### Requirement
Quote every line of the data below as it stands, omitting pictures.

═════ Data to use ═════

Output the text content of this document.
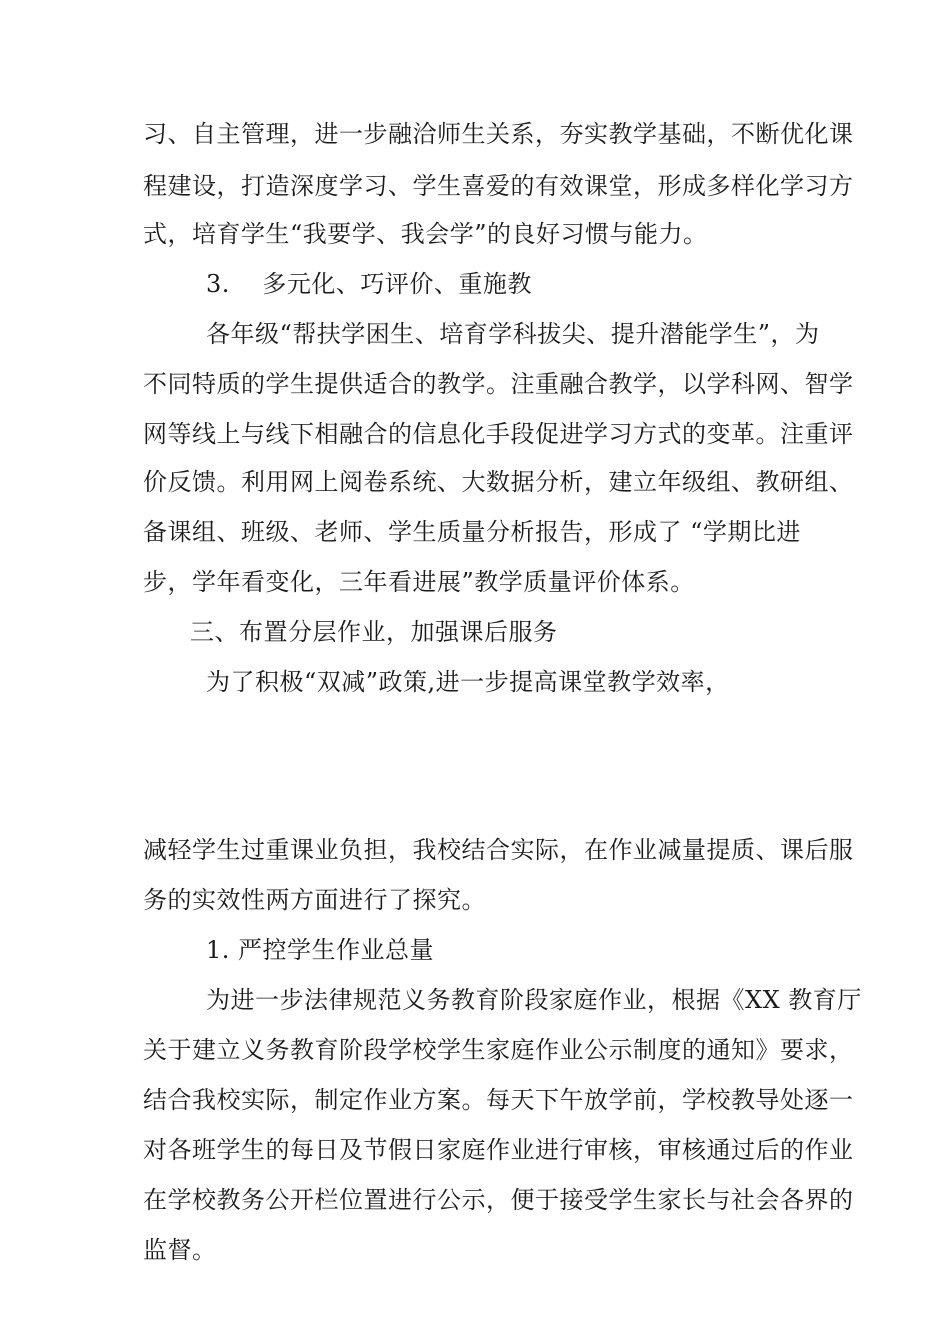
习、自主管理，进一步融洽师生关系，夯实教学基础，不断优化课
程建设，打造深度学习、学生喜爱的有效课堂，形成多样化学习方
式，培育学生“我要学、我会学”的良好习惯与能力。
3.    多元化、巧评价、重施教
各年级“帮扶学困生、培育学科拔尖、提升潜能学生”，为
不同特质的学生提供适合的教学。注重融合教学，以学科网、智学
网等线上与线下相融合的信息化手段促进学习方式的变革。注重评
价反馈。利用网上阅卷系统、大数据分析，建立年级组、教研组、
备课组、班级、老师、学生质量分析报告，形成了 “学期比进
步，学年看变化，三年看进展”教学质量评价体系。
三、布置分层作业，加强课后服务
为了积极“双减”政策,进一步提高课堂教学效率，
减轻学生过重课业负担，我校结合实际，在作业减量提质、课后服
务的实效性两方面进行了探究。
1. 严控学生作业总量
为进一步法律规范义务教育阶段家庭作业，根据《XX 教育厅
关于建立义务教育阶段学校学生家庭作业公示制度的通知》要求，
结合我校实际，制定作业方案。每天下午放学前，学校教导处逐一
对各班学生的每日及节假日家庭作业进行审核，审核通过后的作业
在学校教务公开栏位置进行公示，便于接受学生家长与社会各界的
监督。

═════

### Problem solution
Output the text content of this document.
习、自主管理，进一步融洽师生关系，夯实教学基础，不断优化课
程建设，打造深度学习、学生喜爱的有效课堂，形成多样化学习方
式，培育学生“我要学、我会学”的良好习惯与能力。
3.    多元化、巧评价、重施教
各年级“帮扶学困生、培育学科拔尖、提升潜能学生”，为
不同特质的学生提供适合的教学。注重融合教学，以学科网、智学
网等线上与线下相融合的信息化手段促进学习方式的变革。注重评
价反馈。利用网上阅卷系统、大数据分析，建立年级组、教研组、
备课组、班级、老师、学生质量分析报告，形成了 “学期比进
步，学年看变化，三年看进展”教学质量评价体系。
三、布置分层作业，加强课后服务
为了积极“双减”政策,进一步提高课堂教学效率，
减轻学生过重课业负担，我校结合实际，在作业减量提质、课后服
务的实效性两方面进行了探究。
1. 严控学生作业总量
为进一步法律规范义务教育阶段家庭作业，根据《XX 教育厅
关于建立义务教育阶段学校学生家庭作业公示制度的通知》要求，
结合我校实际，制定作业方案。每天下午放学前，学校教导处逐一
对各班学生的每日及节假日家庭作业进行审核，审核通过后的作业
在学校教务公开栏位置进行公示，便于接受学生家长与社会各界的
监督。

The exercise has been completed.